[Start of DATASET EXTRACT]
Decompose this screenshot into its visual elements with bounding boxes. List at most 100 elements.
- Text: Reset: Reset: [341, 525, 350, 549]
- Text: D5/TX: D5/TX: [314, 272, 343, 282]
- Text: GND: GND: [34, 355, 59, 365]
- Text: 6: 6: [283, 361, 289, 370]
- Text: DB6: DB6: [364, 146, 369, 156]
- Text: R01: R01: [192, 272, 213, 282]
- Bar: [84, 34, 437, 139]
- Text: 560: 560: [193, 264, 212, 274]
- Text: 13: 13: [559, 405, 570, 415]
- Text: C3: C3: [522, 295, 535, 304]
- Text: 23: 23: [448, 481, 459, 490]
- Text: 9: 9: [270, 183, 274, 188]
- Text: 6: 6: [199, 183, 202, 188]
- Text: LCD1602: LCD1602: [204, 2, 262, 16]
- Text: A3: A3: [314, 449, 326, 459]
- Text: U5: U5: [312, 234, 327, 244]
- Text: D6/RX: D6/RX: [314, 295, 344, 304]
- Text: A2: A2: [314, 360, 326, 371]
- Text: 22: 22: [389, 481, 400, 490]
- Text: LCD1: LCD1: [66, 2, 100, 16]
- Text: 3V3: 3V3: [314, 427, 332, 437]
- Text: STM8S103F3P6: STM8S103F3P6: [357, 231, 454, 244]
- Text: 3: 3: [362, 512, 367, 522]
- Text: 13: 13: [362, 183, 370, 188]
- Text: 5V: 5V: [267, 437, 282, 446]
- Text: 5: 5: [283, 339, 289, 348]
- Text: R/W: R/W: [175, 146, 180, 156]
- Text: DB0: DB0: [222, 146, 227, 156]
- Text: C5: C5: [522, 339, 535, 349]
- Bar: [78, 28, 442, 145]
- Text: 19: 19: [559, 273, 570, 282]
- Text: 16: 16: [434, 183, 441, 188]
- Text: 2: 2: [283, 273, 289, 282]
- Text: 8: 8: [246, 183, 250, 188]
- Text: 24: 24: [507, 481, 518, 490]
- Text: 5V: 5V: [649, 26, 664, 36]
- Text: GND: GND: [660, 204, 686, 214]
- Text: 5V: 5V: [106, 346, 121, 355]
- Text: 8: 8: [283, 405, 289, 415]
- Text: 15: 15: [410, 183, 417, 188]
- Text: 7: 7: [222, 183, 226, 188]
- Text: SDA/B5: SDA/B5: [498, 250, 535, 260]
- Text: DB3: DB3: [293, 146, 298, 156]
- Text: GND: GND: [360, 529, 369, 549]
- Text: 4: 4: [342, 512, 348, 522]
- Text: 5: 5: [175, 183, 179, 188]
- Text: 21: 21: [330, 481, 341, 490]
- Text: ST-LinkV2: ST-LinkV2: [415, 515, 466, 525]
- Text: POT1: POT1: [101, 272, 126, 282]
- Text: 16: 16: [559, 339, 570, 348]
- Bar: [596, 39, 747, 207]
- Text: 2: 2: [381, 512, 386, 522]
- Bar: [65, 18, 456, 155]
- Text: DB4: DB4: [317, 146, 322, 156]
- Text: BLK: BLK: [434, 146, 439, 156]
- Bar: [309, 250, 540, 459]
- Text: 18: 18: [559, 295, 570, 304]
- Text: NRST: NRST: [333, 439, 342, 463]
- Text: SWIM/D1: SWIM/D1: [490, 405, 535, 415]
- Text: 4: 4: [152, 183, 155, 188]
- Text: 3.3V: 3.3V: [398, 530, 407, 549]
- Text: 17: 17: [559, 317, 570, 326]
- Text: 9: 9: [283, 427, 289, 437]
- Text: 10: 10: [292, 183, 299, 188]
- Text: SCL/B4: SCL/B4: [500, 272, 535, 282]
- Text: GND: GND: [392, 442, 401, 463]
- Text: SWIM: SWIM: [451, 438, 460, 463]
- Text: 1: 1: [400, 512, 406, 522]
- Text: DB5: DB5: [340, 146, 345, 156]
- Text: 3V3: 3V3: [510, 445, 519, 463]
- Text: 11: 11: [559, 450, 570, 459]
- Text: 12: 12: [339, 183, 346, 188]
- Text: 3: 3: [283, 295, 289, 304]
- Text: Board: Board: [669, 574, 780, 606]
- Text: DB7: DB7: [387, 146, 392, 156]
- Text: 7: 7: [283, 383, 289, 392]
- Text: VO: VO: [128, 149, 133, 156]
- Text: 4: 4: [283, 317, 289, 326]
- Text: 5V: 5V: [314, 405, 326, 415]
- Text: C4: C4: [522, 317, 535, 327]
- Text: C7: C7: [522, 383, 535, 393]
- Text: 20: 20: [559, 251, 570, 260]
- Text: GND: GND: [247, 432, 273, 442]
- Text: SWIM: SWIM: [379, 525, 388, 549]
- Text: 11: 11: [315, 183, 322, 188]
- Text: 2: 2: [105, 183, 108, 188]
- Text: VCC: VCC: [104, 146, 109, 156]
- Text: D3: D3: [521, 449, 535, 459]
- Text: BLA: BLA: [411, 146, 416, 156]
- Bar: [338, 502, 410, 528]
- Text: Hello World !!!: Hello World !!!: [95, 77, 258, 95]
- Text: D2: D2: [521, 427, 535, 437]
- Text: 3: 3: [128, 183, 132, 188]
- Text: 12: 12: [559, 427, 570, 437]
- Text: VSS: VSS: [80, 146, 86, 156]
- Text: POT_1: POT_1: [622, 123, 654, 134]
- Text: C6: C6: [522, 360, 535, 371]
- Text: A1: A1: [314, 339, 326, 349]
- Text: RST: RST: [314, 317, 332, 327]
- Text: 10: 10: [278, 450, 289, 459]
[End of DATASET EXTRACT]
TASK: Change every "GND" in the listing above to "Ground" and write out all its lines again, with nothing else altered.

WRITTEN REPLY:
Decompose this screenshot into its visual elements with bounding boxes. List at most 100 elements.
- Text: Reset: Reset: [341, 525, 350, 549]
- Text: D5/TX: D5/TX: [314, 272, 343, 282]
- Text: Ground: Ground: [34, 355, 59, 365]
- Text: 6: 6: [283, 361, 289, 370]
- Text: DB6: DB6: [364, 146, 369, 156]
- Text: R01: R01: [192, 272, 213, 282]
- Bar: [84, 34, 437, 139]
- Text: 560: 560: [193, 264, 212, 274]
- Text: 13: 13: [559, 405, 570, 415]
- Text: C3: C3: [522, 295, 535, 304]
- Text: 23: 23: [448, 481, 459, 490]
- Text: 9: 9: [270, 183, 274, 188]
- Text: 6: 6: [199, 183, 202, 188]
- Text: LCD1602: LCD1602: [204, 2, 262, 16]
- Text: A3: A3: [314, 449, 326, 459]
- Text: U5: U5: [312, 234, 327, 244]
- Text: D6/RX: D6/RX: [314, 295, 344, 304]
- Text: A2: A2: [314, 360, 326, 371]
- Text: 22: 22: [389, 481, 400, 490]
- Text: LCD1: LCD1: [66, 2, 100, 16]
- Text: 3V3: 3V3: [314, 427, 332, 437]
- Text: STM8S103F3P6: STM8S103F3P6: [357, 231, 454, 244]
- Text: 3: 3: [362, 512, 367, 522]
- Text: 13: 13: [362, 183, 370, 188]
- Text: 5V: 5V: [267, 437, 282, 446]
- Text: 5: 5: [283, 339, 289, 348]
- Text: R/W: R/W: [175, 146, 180, 156]
- Text: DB0: DB0: [222, 146, 227, 156]
- Text: C5: C5: [522, 339, 535, 349]
- Bar: [78, 28, 442, 145]
- Text: 19: 19: [559, 273, 570, 282]
- Text: 16: 16: [434, 183, 441, 188]
- Text: 2: 2: [283, 273, 289, 282]
- Text: 8: 8: [246, 183, 250, 188]
- Text: 24: 24: [507, 481, 518, 490]
- Text: 5V: 5V: [649, 26, 664, 36]
- Text: Ground: Ground: [660, 204, 686, 214]
- Text: 5V: 5V: [106, 346, 121, 355]
- Text: 8: 8: [283, 405, 289, 415]
- Text: 15: 15: [410, 183, 417, 188]
- Text: 7: 7: [222, 183, 226, 188]
- Text: SDA/B5: SDA/B5: [498, 250, 535, 260]
- Text: DB3: DB3: [293, 146, 298, 156]
- Text: Ground: Ground: [360, 529, 369, 549]
- Text: 4: 4: [342, 512, 348, 522]
- Text: 5: 5: [175, 183, 179, 188]
- Text: 21: 21: [330, 481, 341, 490]
- Text: ST-LinkV2: ST-LinkV2: [415, 515, 466, 525]
- Text: POT1: POT1: [101, 272, 126, 282]
- Text: 16: 16: [559, 339, 570, 348]
- Bar: [596, 39, 747, 207]
- Text: 2: 2: [381, 512, 386, 522]
- Bar: [65, 18, 456, 155]
- Text: DB4: DB4: [317, 146, 322, 156]
- Text: BLK: BLK: [434, 146, 439, 156]
- Bar: [309, 250, 540, 459]
- Text: 18: 18: [559, 295, 570, 304]
- Text: NRST: NRST: [333, 439, 342, 463]
- Text: SWIM/D1: SWIM/D1: [490, 405, 535, 415]
- Text: 4: 4: [152, 183, 155, 188]
- Text: 3.3V: 3.3V: [398, 530, 407, 549]
- Text: 17: 17: [559, 317, 570, 326]
- Text: 9: 9: [283, 427, 289, 437]
- Text: 10: 10: [292, 183, 299, 188]
- Text: SCL/B4: SCL/B4: [500, 272, 535, 282]
- Text: Ground: Ground: [392, 442, 401, 463]
- Text: SWIM: SWIM: [451, 438, 460, 463]
- Text: 1: 1: [400, 512, 406, 522]
- Text: DB5: DB5: [340, 146, 345, 156]
- Text: 3V3: 3V3: [510, 445, 519, 463]
- Text: 11: 11: [559, 450, 570, 459]
- Text: 12: 12: [339, 183, 346, 188]
- Text: 3: 3: [283, 295, 289, 304]
- Text: Board: Board: [669, 574, 780, 606]
- Text: DB7: DB7: [387, 146, 392, 156]
- Text: 7: 7: [283, 383, 289, 392]
- Text: VO: VO: [128, 149, 133, 156]
- Text: 4: 4: [283, 317, 289, 326]
- Text: 5V: 5V: [314, 405, 326, 415]
- Text: C4: C4: [522, 317, 535, 327]
- Text: C7: C7: [522, 383, 535, 393]
- Text: 20: 20: [559, 251, 570, 260]
- Text: Ground: Ground: [247, 432, 273, 442]
- Text: SWIM: SWIM: [379, 525, 388, 549]
- Text: 11: 11: [315, 183, 322, 188]
- Text: 2: 2: [105, 183, 108, 188]
- Text: VCC: VCC: [104, 146, 109, 156]
- Text: D3: D3: [521, 449, 535, 459]
- Text: BLA: BLA: [411, 146, 416, 156]
- Bar: [338, 502, 410, 528]
- Text: Hello World !!!: Hello World !!!: [95, 77, 258, 95]
- Text: D2: D2: [521, 427, 535, 437]
- Text: 3: 3: [128, 183, 132, 188]
- Text: 12: 12: [559, 427, 570, 437]
- Text: VSS: VSS: [80, 146, 86, 156]
- Text: POT_1: POT_1: [622, 123, 654, 134]
- Text: C6: C6: [522, 360, 535, 371]
- Text: A1: A1: [314, 339, 326, 349]
- Text: RST: RST: [314, 317, 332, 327]
- Text: 10: 10: [278, 450, 289, 459]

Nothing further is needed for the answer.